# SUPPLIED RECORDS start
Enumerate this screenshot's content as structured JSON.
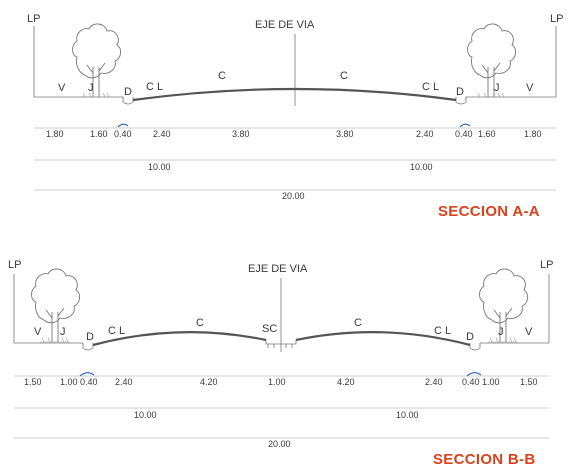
{
  "sections": [
    {
      "title": "SECCION A-A",
      "center_label": "EJE DE VIA",
      "lp_left": "LP",
      "lp_right": "LP",
      "zone_labels": {
        "v_left": "V",
        "j_left": "J",
        "d_left": "D",
        "cl_left": "C L",
        "c_left": "C",
        "c_right": "C",
        "cl_right": "C L",
        "d_right": "D",
        "j_right": "J",
        "v_right": "V"
      },
      "dimensions": [
        "1.80",
        "1.60",
        "0.40",
        "2.40",
        "3.80",
        "3.80",
        "2.40",
        "0.40",
        "1.60",
        "1.80"
      ],
      "halves": [
        "10.00",
        "10.00"
      ],
      "total": "20.00"
    },
    {
      "title": "SECCION B-B",
      "center_label": "EJE DE VIA",
      "lp_left": "LP",
      "lp_right": "LP",
      "median_label": "SC",
      "zone_labels": {
        "v_left": "V",
        "j_left": "J",
        "d_left": "D",
        "cl_left": "C L",
        "c_left": "C",
        "c_right": "C",
        "cl_right": "C L",
        "d_right": "D",
        "j_right": "J",
        "v_right": "V"
      },
      "dimensions": [
        "1.50",
        "1.00",
        "0.40",
        "2.40",
        "4.20",
        "1.00",
        "4.20",
        "2.40",
        "0.40",
        "1.00",
        "1.50"
      ],
      "halves": [
        "10.00",
        "10.00"
      ],
      "total": "20.00"
    }
  ],
  "colors": {
    "title": "#d9421c",
    "accent": "#2a5cc8"
  }
}
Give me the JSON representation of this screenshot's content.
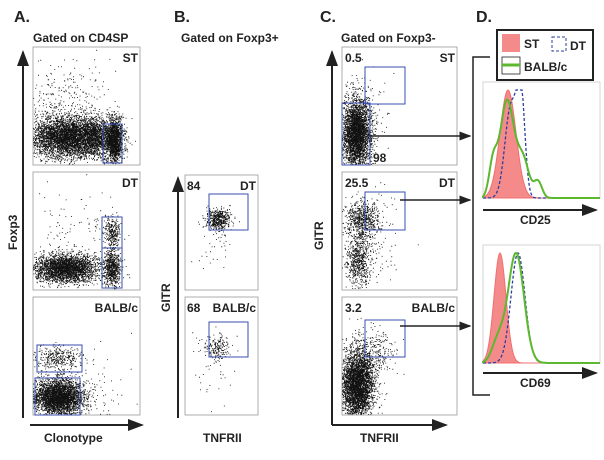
{
  "chart_data": {
    "type": "scatter",
    "panels": [
      {
        "label": "A.",
        "title": "Gated on CD4SP",
        "xlabel": "Clonotype",
        "ylabel": "Foxp3",
        "plots": [
          {
            "name": "ST"
          },
          {
            "name": "DT"
          },
          {
            "name": "BALB/c"
          }
        ]
      },
      {
        "label": "B.",
        "title": "Gated on Foxp3+",
        "xlabel": "TNFRII",
        "ylabel": "GITR",
        "plots": [
          {
            "name": "DT",
            "gate_value": "84"
          },
          {
            "name": "BALB/c",
            "gate_value": "68"
          }
        ]
      },
      {
        "label": "C.",
        "title": "Gated on Foxp3-",
        "xlabel": "TNFRII",
        "ylabel": "GITR",
        "plots": [
          {
            "name": "ST",
            "gate_value": "0.5",
            "gate_value_2": "98"
          },
          {
            "name": "DT",
            "gate_value": "25.5"
          },
          {
            "name": "BALB/c",
            "gate_value": "3.2"
          }
        ]
      },
      {
        "label": "D.",
        "type": "histogram",
        "legend": [
          {
            "name": "ST",
            "color": "#f08080",
            "style": "filled"
          },
          {
            "name": "DT",
            "color": "#2b3f9e",
            "style": "dashed"
          },
          {
            "name": "BALB/c",
            "color": "#5cb82e",
            "style": "solid"
          }
        ],
        "plots": [
          {
            "xlabel": "CD25"
          },
          {
            "xlabel": "CD69"
          }
        ]
      }
    ]
  }
}
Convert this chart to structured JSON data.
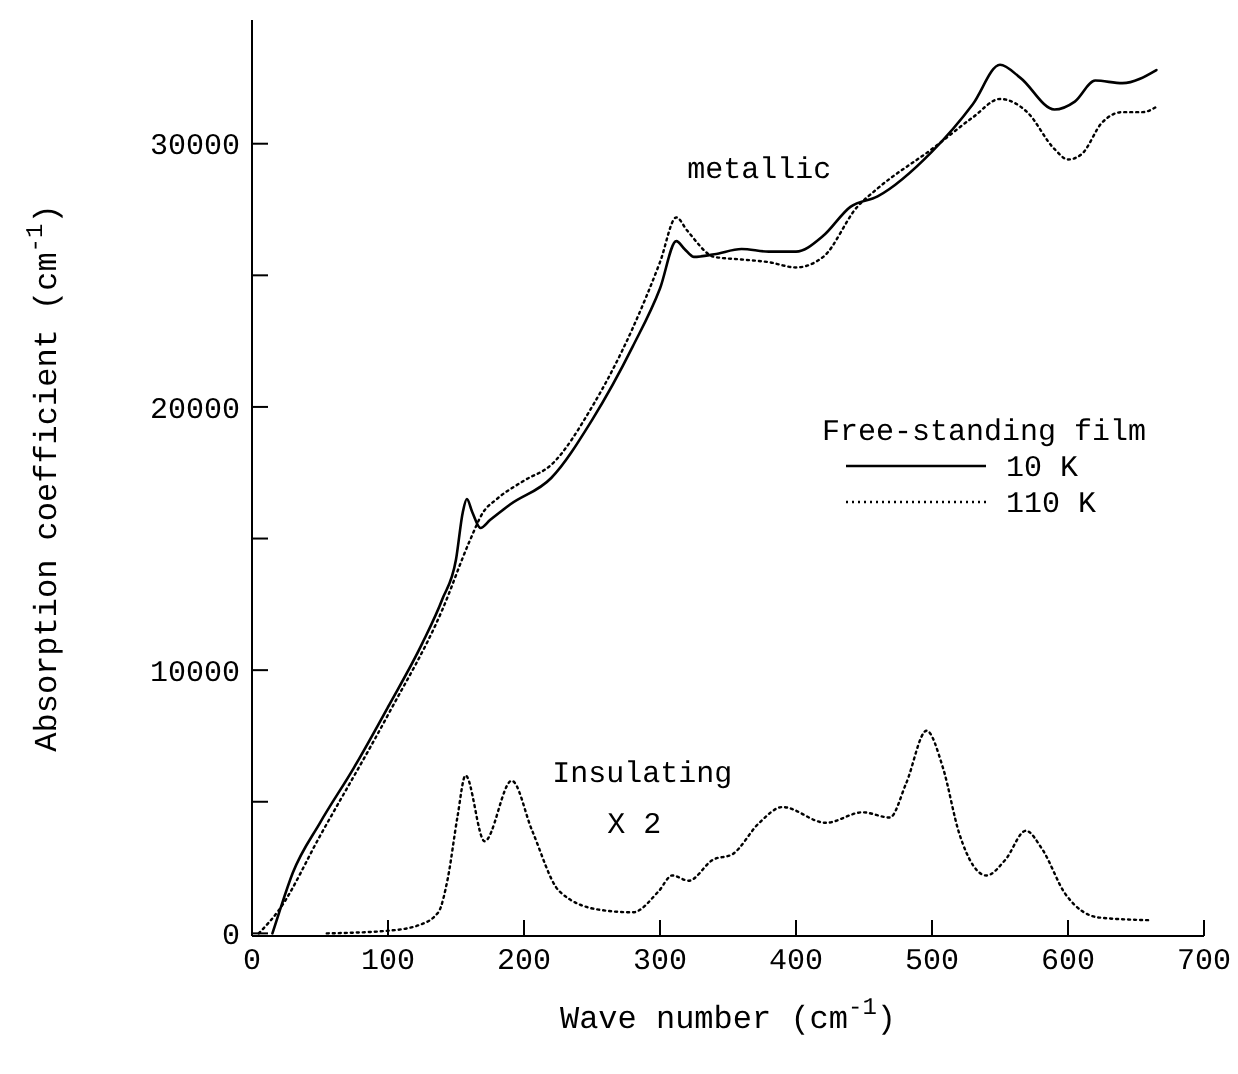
{
  "chart_data": {
    "type": "line",
    "xlabel": "Wave number (cm$^{-1}$)",
    "ylabel": "Absorption coefficient (cm$^{-1}$)",
    "legend_title": "Free-standing film",
    "legend": "right",
    "marker": "none",
    "annotations": [
      "metallic",
      "Insulating",
      "X 2"
    ],
    "xlim": [
      0,
      700
    ],
    "xticks": [
      0,
      100,
      200,
      300,
      400,
      500,
      600,
      700
    ],
    "ylim": [
      -100,
      34700
    ],
    "yticks": [
      0,
      {
        "value": 5000,
        "label": null
      },
      10000,
      {
        "value": 15000,
        "label": null
      },
      20000,
      {
        "value": 25000,
        "label": null
      },
      30000
    ],
    "series": [
      {
        "name": "10 K",
        "color": "#000000",
        "line_style": "solid",
        "x": [
          15,
          20,
          30,
          50,
          75,
          100,
          125,
          140,
          150,
          155,
          158,
          162,
          168,
          175,
          190,
          220,
          250,
          280,
          300,
          312,
          318,
          325,
          340,
          360,
          380,
          400,
          420,
          440,
          460,
          500,
          530,
          550,
          565,
          590,
          605,
          620,
          640,
          665
        ],
        "values": [
          0,
          800,
          2300,
          4200,
          6300,
          8600,
          11000,
          12700,
          14200,
          16000,
          16500,
          16000,
          15400,
          15700,
          16300,
          17300,
          19500,
          22300,
          24500,
          26300,
          26000,
          25700,
          25800,
          26000,
          25900,
          25900,
          26500,
          27600,
          28000,
          29700,
          31500,
          33000,
          32500,
          31300,
          31600,
          32400,
          32300,
          32800
        ]
      },
      {
        "name": "110 K",
        "color": "#000000",
        "line_style": "dotted",
        "x": [
          5,
          20,
          50,
          100,
          140,
          160,
          170,
          180,
          200,
          220,
          250,
          280,
          300,
          312,
          320,
          340,
          360,
          380,
          400,
          420,
          445,
          460,
          500,
          530,
          550,
          570,
          590,
          600,
          610,
          625,
          640,
          655,
          665
        ],
        "values": [
          0,
          900,
          3700,
          8300,
          12300,
          14900,
          16000,
          16500,
          17200,
          17800,
          20000,
          23000,
          25500,
          27200,
          26700,
          25700,
          25600,
          25500,
          25300,
          25700,
          27600,
          28300,
          29800,
          31000,
          31700,
          31200,
          29800,
          29400,
          29600,
          30800,
          31200,
          31200,
          31400
        ]
      },
      {
        "color": "#000000",
        "line_style": "dotted",
        "x": [
          55,
          100,
          122,
          137,
          144,
          151,
          157,
          171,
          191,
          206,
          226,
          255,
          280,
          299,
          309,
          321,
          339,
          353,
          373,
          390,
          422,
          449,
          469,
          481,
          496,
          508,
          520,
          540,
          554,
          569,
          581,
          598,
          623,
          660
        ],
        "values": [
          0,
          100,
          300,
          800,
          2100,
          4400,
          6000,
          3500,
          5800,
          3900,
          1600,
          900,
          800,
          1600,
          2200,
          2000,
          2800,
          3000,
          4200,
          4800,
          4200,
          4600,
          4400,
          5700,
          7700,
          6300,
          3800,
          2200,
          2800,
          3900,
          3200,
          1500,
          600,
          500
        ]
      }
    ]
  }
}
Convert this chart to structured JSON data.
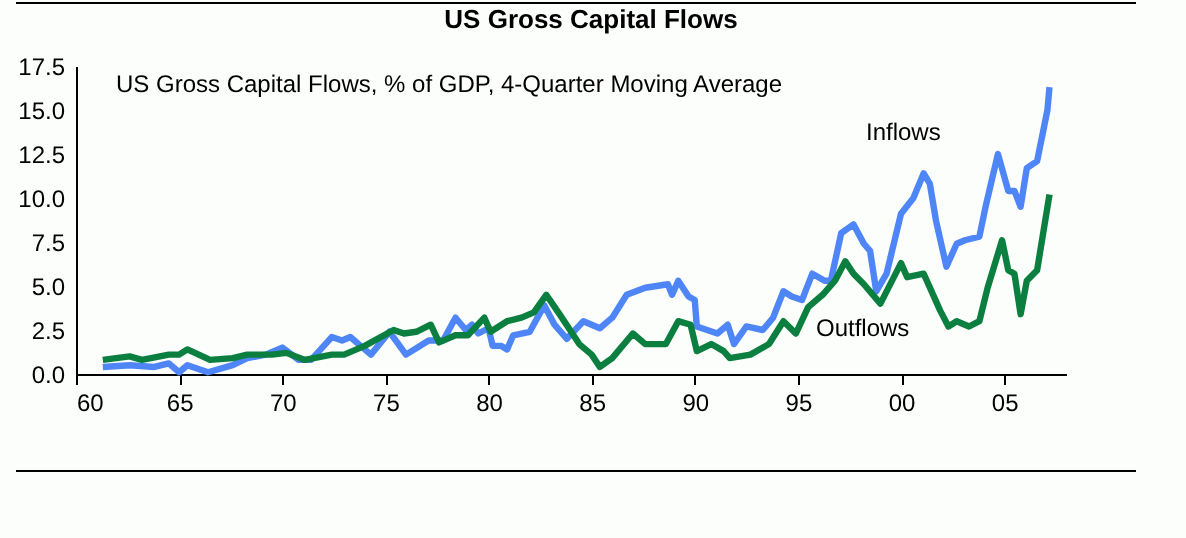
{
  "chart_data": {
    "type": "line",
    "title": "US Gross Capital Flows",
    "subtitle": "US Gross Capital Flows, % of GDP, 4-Quarter Moving Average",
    "xlim": [
      1960,
      2008
    ],
    "xticks": [
      {
        "value": 1960,
        "label": "60"
      },
      {
        "value": 1965,
        "label": "65"
      },
      {
        "value": 1970,
        "label": "70"
      },
      {
        "value": 1975,
        "label": "75"
      },
      {
        "value": 1980,
        "label": "80"
      },
      {
        "value": 1985,
        "label": "85"
      },
      {
        "value": 1990,
        "label": "90"
      },
      {
        "value": 1995,
        "label": "95"
      },
      {
        "value": 2000,
        "label": "00"
      },
      {
        "value": 2005,
        "label": "05"
      }
    ],
    "ylim": [
      0,
      17.5
    ],
    "yticks": [
      {
        "value": 0,
        "label": "0.0"
      },
      2.5,
      {
        "value": 5,
        "label": "5.0"
      },
      7.5,
      {
        "value": 10,
        "label": "10.0"
      },
      12.5,
      {
        "value": 15,
        "label": "15.0"
      },
      17.5
    ],
    "grid": false,
    "legend": false,
    "line_style": "solid",
    "marker": "none",
    "series": [
      {
        "name": "Inflows",
        "color": "#4f86f7",
        "x": [
          1961.3,
          1962.6,
          1963.8,
          1964.5,
          1965.0,
          1965.4,
          1966.4,
          1967.6,
          1968.3,
          1969.2,
          1970.0,
          1970.8,
          1971.4,
          1972.4,
          1972.9,
          1973.3,
          1973.8,
          1974.3,
          1975.2,
          1976.0,
          1977.1,
          1977.8,
          1978.4,
          1978.9,
          1979.2,
          1979.5,
          1980.0,
          1980.2,
          1980.6,
          1980.9,
          1981.2,
          1982.0,
          1982.7,
          1983.2,
          1983.8,
          1984.6,
          1985.4,
          1986.0,
          1986.7,
          1987.6,
          1988.7,
          1988.9,
          1989.2,
          1989.7,
          1990.0,
          1990.1,
          1991.1,
          1991.6,
          1991.9,
          1992.5,
          1993.3,
          1993.8,
          1994.3,
          1994.7,
          1995.2,
          1995.7,
          1996.3,
          1996.6,
          1997.1,
          1997.7,
          1998.2,
          1998.5,
          1998.8,
          1999.3,
          2000.0,
          2000.6,
          2001.1,
          2001.4,
          2001.7,
          2002.2,
          2002.7,
          2003.1,
          2003.8,
          2004.1,
          2004.7,
          2005.2,
          2005.5,
          2005.8,
          2006.1,
          2006.6,
          2007.1,
          2007.2
        ],
        "values": [
          0.4,
          0.5,
          0.4,
          0.6,
          0.1,
          0.5,
          0.1,
          0.5,
          0.9,
          1.1,
          1.5,
          0.8,
          0.8,
          2.1,
          1.9,
          2.1,
          1.6,
          1.1,
          2.4,
          1.1,
          1.9,
          1.9,
          3.2,
          2.5,
          2.8,
          2.3,
          2.6,
          1.6,
          1.6,
          1.4,
          2.2,
          2.4,
          3.9,
          2.8,
          2.0,
          3.0,
          2.6,
          3.2,
          4.5,
          4.9,
          5.1,
          4.5,
          5.3,
          4.4,
          4.2,
          2.7,
          2.3,
          2.8,
          1.7,
          2.7,
          2.5,
          3.2,
          4.7,
          4.4,
          4.2,
          5.7,
          5.3,
          5.3,
          8.0,
          8.5,
          7.4,
          7.0,
          4.7,
          5.7,
          9.1,
          10.0,
          11.4,
          10.8,
          8.7,
          6.1,
          7.4,
          7.6,
          7.8,
          9.5,
          12.5,
          10.4,
          10.4,
          9.5,
          11.7,
          12.1,
          15.0,
          16.3
        ]
      },
      {
        "name": "Outflows",
        "color": "#0b7f3f",
        "x": [
          1961.3,
          1962.6,
          1963.2,
          1964.5,
          1965.0,
          1965.4,
          1966.5,
          1967.6,
          1968.3,
          1969.5,
          1970.2,
          1971.1,
          1972.4,
          1973.0,
          1974.0,
          1975.4,
          1975.9,
          1976.5,
          1977.2,
          1977.6,
          1978.4,
          1979.0,
          1979.8,
          1980.1,
          1980.9,
          1981.6,
          1982.2,
          1982.8,
          1983.5,
          1984.4,
          1985.0,
          1985.4,
          1986.0,
          1987.0,
          1987.6,
          1988.6,
          1989.2,
          1989.8,
          1990.1,
          1990.8,
          1991.4,
          1991.7,
          1992.7,
          1993.6,
          1994.3,
          1994.9,
          1995.5,
          1996.2,
          1996.8,
          1997.3,
          1997.7,
          1998.2,
          1999.0,
          2000.0,
          2000.3,
          2001.1,
          2001.9,
          2002.3,
          2002.7,
          2003.3,
          2003.8,
          2004.2,
          2004.9,
          2005.2,
          2005.5,
          2005.8,
          2006.1,
          2006.6,
          2007.2
        ],
        "values": [
          0.8,
          1.0,
          0.8,
          1.1,
          1.1,
          1.4,
          0.8,
          0.9,
          1.1,
          1.1,
          1.2,
          0.8,
          1.1,
          1.1,
          1.6,
          2.5,
          2.3,
          2.4,
          2.8,
          1.8,
          2.2,
          2.2,
          3.2,
          2.4,
          3.0,
          3.2,
          3.5,
          4.5,
          3.3,
          1.7,
          1.1,
          0.4,
          0.9,
          2.3,
          1.7,
          1.7,
          3.0,
          2.8,
          1.3,
          1.7,
          1.3,
          0.9,
          1.1,
          1.7,
          3.0,
          2.3,
          3.8,
          4.5,
          5.3,
          6.4,
          5.7,
          5.1,
          4.0,
          6.3,
          5.5,
          5.7,
          3.6,
          2.7,
          3.0,
          2.7,
          3.0,
          4.9,
          7.6,
          5.9,
          5.7,
          3.4,
          5.3,
          5.9,
          10.2
        ]
      }
    ]
  }
}
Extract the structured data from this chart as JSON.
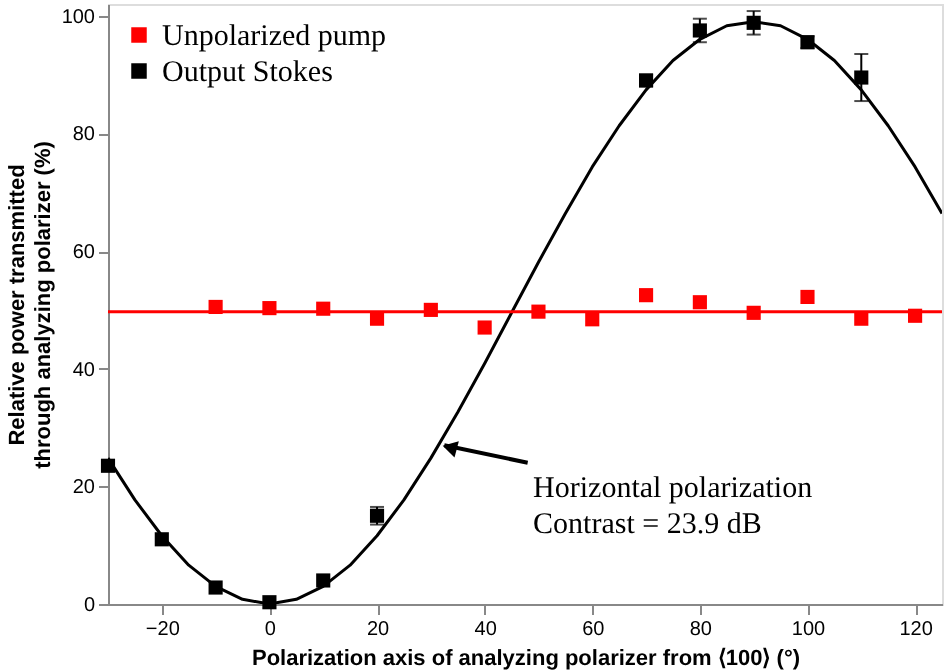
{
  "chart_data": {
    "type": "scatter",
    "xlabel": "Polarization axis of analyzing polarizer from ⟨100⟩ (°)",
    "ylabel": "Relative power transmitted\nthrough analyzing polarizer (%)",
    "xlim": [
      -30,
      125
    ],
    "ylim": [
      0,
      102
    ],
    "xticks": [
      -20,
      0,
      20,
      40,
      60,
      80,
      100,
      120
    ],
    "yticks": [
      0,
      20,
      40,
      60,
      80,
      100
    ],
    "grid": false,
    "legend": "top left",
    "marker": "square",
    "series": [
      {
        "name": "Unpolarized pump",
        "color": "#ff0000",
        "x": [
          -10,
          0,
          10,
          20,
          30,
          40,
          50,
          60,
          70,
          80,
          90,
          100,
          110,
          120
        ],
        "values": [
          50.5,
          50.3,
          50.2,
          48.5,
          50,
          47,
          49.7,
          48.4,
          52.5,
          51.3,
          49.5,
          52.2,
          48.5,
          49
        ]
      },
      {
        "name": "Output Stokes",
        "color": "#000000",
        "x": [
          -30,
          -20,
          -10,
          0,
          10,
          20,
          70,
          80,
          90,
          100,
          110
        ],
        "values": [
          23.5,
          11,
          2.8,
          0.3,
          4,
          15,
          89,
          97.5,
          98.8,
          95.5,
          89.5
        ],
        "errors": [
          null,
          null,
          null,
          null,
          null,
          1.5,
          1,
          2,
          2,
          1,
          4
        ]
      },
      {
        "type": "line",
        "marker": "none",
        "color": "#000000",
        "x": [
          -30,
          -25,
          -20,
          -15,
          -10,
          -5,
          0,
          5,
          10,
          15,
          20,
          25,
          30,
          35,
          40,
          45,
          50,
          55,
          60,
          65,
          70,
          75,
          80,
          85,
          90,
          95,
          100,
          105,
          110,
          115,
          120,
          125
        ],
        "values": [
          24.8,
          17.7,
          11.6,
          6.6,
          3,
          0.8,
          0,
          0.8,
          3,
          6.6,
          11.6,
          17.7,
          24.8,
          32.6,
          40.9,
          49.5,
          58.1,
          66.4,
          74.3,
          81.3,
          87.4,
          92.4,
          96,
          98.3,
          99,
          98.3,
          96,
          92.4,
          87.4,
          81.3,
          74.3,
          66.4
        ]
      }
    ],
    "ref_lines": [
      {
        "axis": "y",
        "value": 49.7,
        "color": "#ff0000",
        "line_style": "solid"
      }
    ],
    "annotations": [
      {
        "text": "Horizontal polarization\nContrast = 23.9 dB",
        "x": 31,
        "y": 27
      }
    ]
  }
}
# SUPPLIED RECORDS end
Look through the entries and return every line where "marker" appears.

## RESULT
    "marker": "none",
    "marker": "none",
    "marker": "square",
        "marker": "none",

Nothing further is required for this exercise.